>> START Record extracts
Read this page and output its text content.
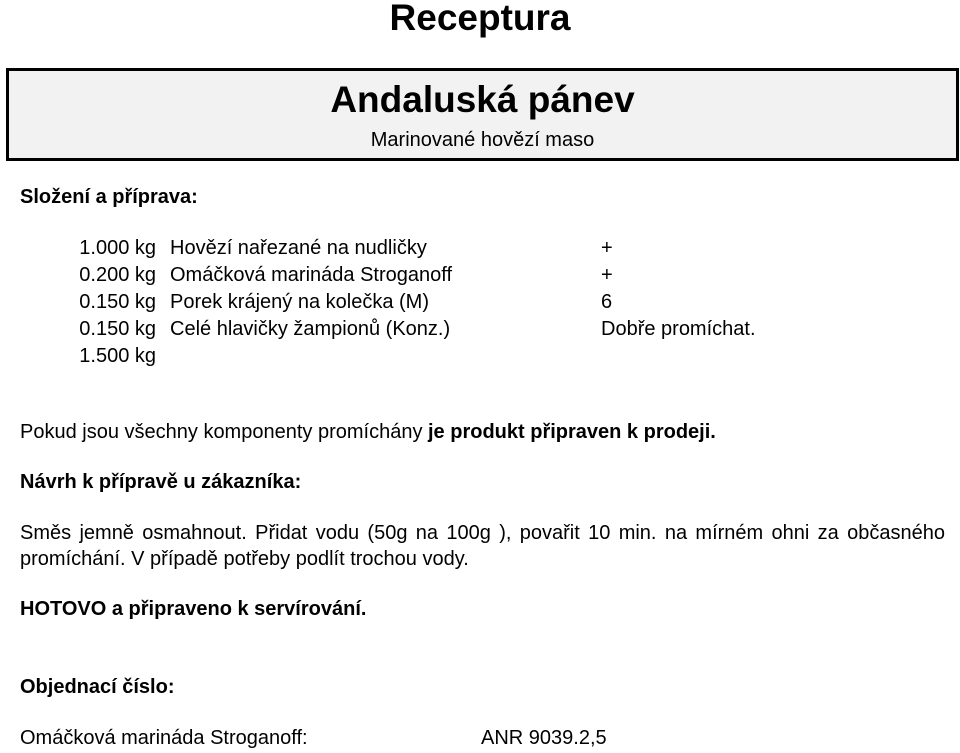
Receptura
Andaluská pánev
Marinované hovězí maso
Složení a příprava:
1.000 kg Hovězí nařezané na nudličky	+
0.200 kg Omáčková marináda Stroganoff	+
0.150 kg Porek krájený na kolečka (M)	6
0.150 kg Celé hlavičky žampionů (Konz.)	Dobře promíchat.
1.500 kg
Pokud jsou všechny komponenty promíchány je produkt připraven k prodeji.
Návrh k přípravě u zákazníka:
Směs jemně osmahnout. Přidat vodu (50g na 100g ), povařit 10 min. na mírném ohni za občasného promíchání. V případě potřeby podlít trochou vody.
HOTOVO a připraveno k servírování.
Objednací číslo:
Omáčková marináda Stroganoff:	ANR 9039.2,5
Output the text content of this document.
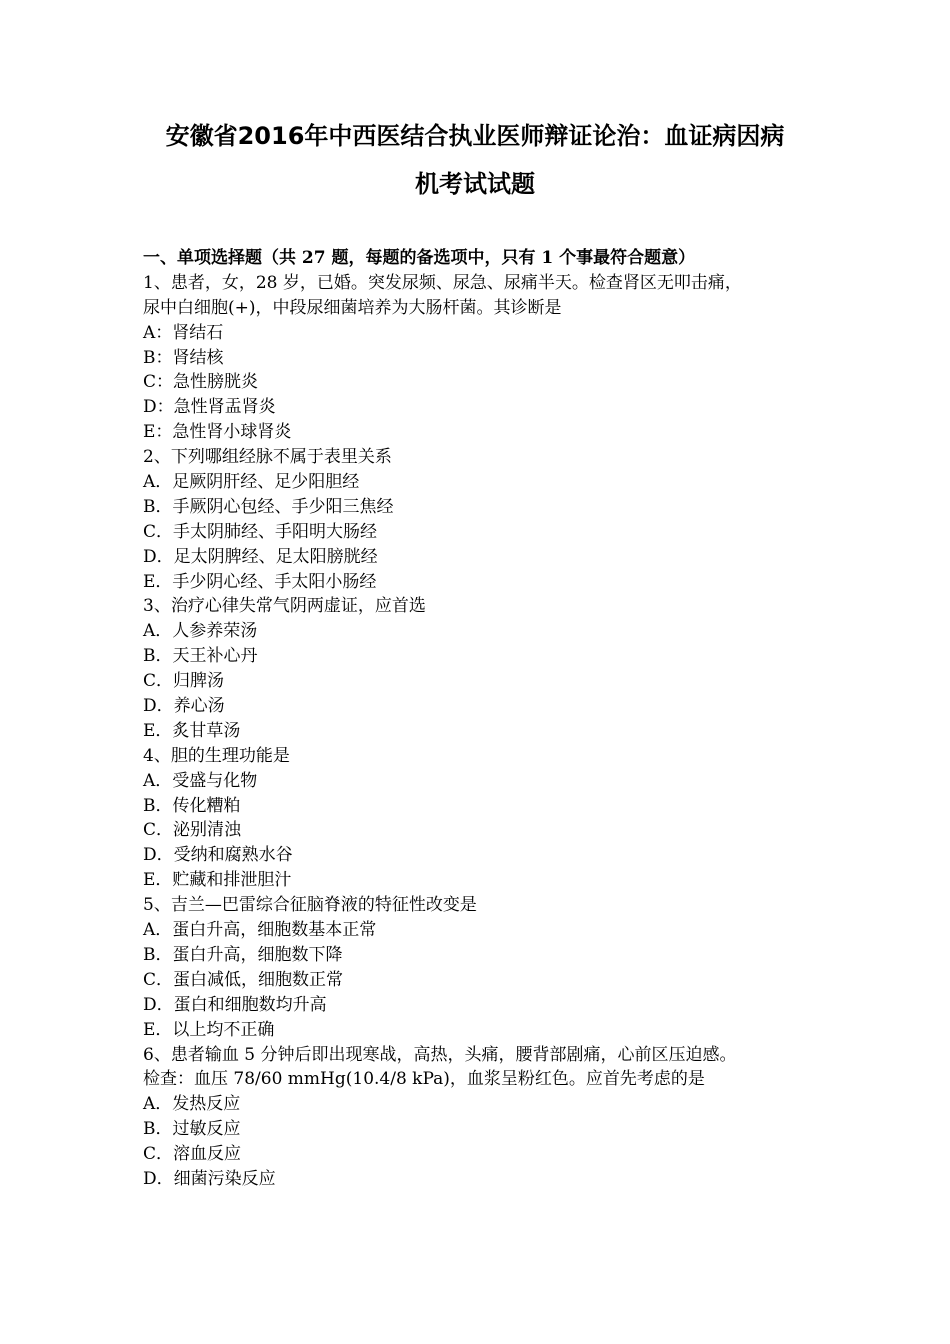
安徽省2016年中西医结合执业医师辩证论治：血证病因病
机考试试题
一、单项选择题（共 27 题，每题的备选项中，只有 1 个事最符合题意）
1、患者，女，28 岁，已婚。突发尿频、尿急、尿痛半天。检查肾区无叩击痛，
尿中白细胞(+)，中段尿细菌培养为大肠杆菌。其诊断是
A：肾结石
B：肾结核
C：急性膀胱炎
D：急性肾盂肾炎
E：急性肾小球肾炎
2、下列哪组经脉不属于表里关系
A．足厥阴肝经、足少阳胆经
B．手厥阴心包经、手少阳三焦经
C．手太阴肺经、手阳明大肠经
D．足太阴脾经、足太阳膀胱经
E．手少阴心经、手太阳小肠经
3、治疗心律失常气阴两虚证，应首选
A．人参养荣汤
B．天王补心丹
C．归脾汤
D．养心汤
E．炙甘草汤
4、胆的生理功能是
A．受盛与化物
B．传化糟粕
C．泌别清浊
D．受纳和腐熟水谷
E．贮藏和排泄胆汁
5、吉兰—巴雷综合征脑脊液的特征性改变是
A．蛋白升高，细胞数基本正常
B．蛋白升高，细胞数下降
C．蛋白减低，细胞数正常
D．蛋白和细胞数均升高
E．以上均不正确
6、患者输血 5 分钟后即出现寒战，高热，头痛，腰背部剧痛，心前区压迫感。
检查：血压 78/60 mmHg(10.4/8 kPa)，血浆呈粉红色。应首先考虑的是
A．发热反应
B．过敏反应
C．溶血反应
D．细菌污染反应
>> END Record extracts
Images should not appear in the copy; retype the listing above exactly.

Read this page and output its text content.
Receptura
Andaluská pánev
Marinované hovězí maso
Složení a příprava:
1.000 kg Hovězí nařezané na nudličky	+
0.200 kg Omáčková marináda Stroganoff	+
0.150 kg Porek krájený na kolečka (M)	6
0.150 kg Celé hlavičky žampionů (Konz.)	Dobře promíchat.
1.500 kg
Pokud jsou všechny komponenty promíchány je produkt připraven k prodeji.
Návrh k přípravě u zákazníka:
Směs jemně osmahnout. Přidat vodu (50g na 100g ), povařit 10 min. na mírném ohni za občasného promíchání. V případě potřeby podlít trochou vody.
HOTOVO a připraveno k servírování.
Objednací číslo:
Omáčková marináda Stroganoff:	ANR 9039.2,5
Output the text content of this document.
安徽省2016年中西医结合执业医师辩证论治：血证病因病
机考试试题
一、单项选择题（共 27 题，每题的备选项中，只有 1 个事最符合题意）
1、患者，女，28 岁，已婚。突发尿频、尿急、尿痛半天。检查肾区无叩击痛，
尿中白细胞(+)，中段尿细菌培养为大肠杆菌。其诊断是
A：肾结石
B：肾结核
C：急性膀胱炎
D：急性肾盂肾炎
E：急性肾小球肾炎
2、下列哪组经脉不属于表里关系
A．足厥阴肝经、足少阳胆经
B．手厥阴心包经、手少阳三焦经
C．手太阴肺经、手阳明大肠经
D．足太阴脾经、足太阳膀胱经
E．手少阴心经、手太阳小肠经
3、治疗心律失常气阴两虚证，应首选
A．人参养荣汤
B．天王补心丹
C．归脾汤
D．养心汤
E．炙甘草汤
4、胆的生理功能是
A．受盛与化物
B．传化糟粕
C．泌别清浊
D．受纳和腐熟水谷
E．贮藏和排泄胆汁
5、吉兰—巴雷综合征脑脊液的特征性改变是
A．蛋白升高，细胞数基本正常
B．蛋白升高，细胞数下降
C．蛋白减低，细胞数正常
D．蛋白和细胞数均升高
E．以上均不正确
6、患者输血 5 分钟后即出现寒战，高热，头痛，腰背部剧痛，心前区压迫感。
检查：血压 78/60 mmHg(10.4/8 kPa)，血浆呈粉红色。应首先考虑的是
A．发热反应
B．过敏反应
C．溶血反应
D．细菌污染反应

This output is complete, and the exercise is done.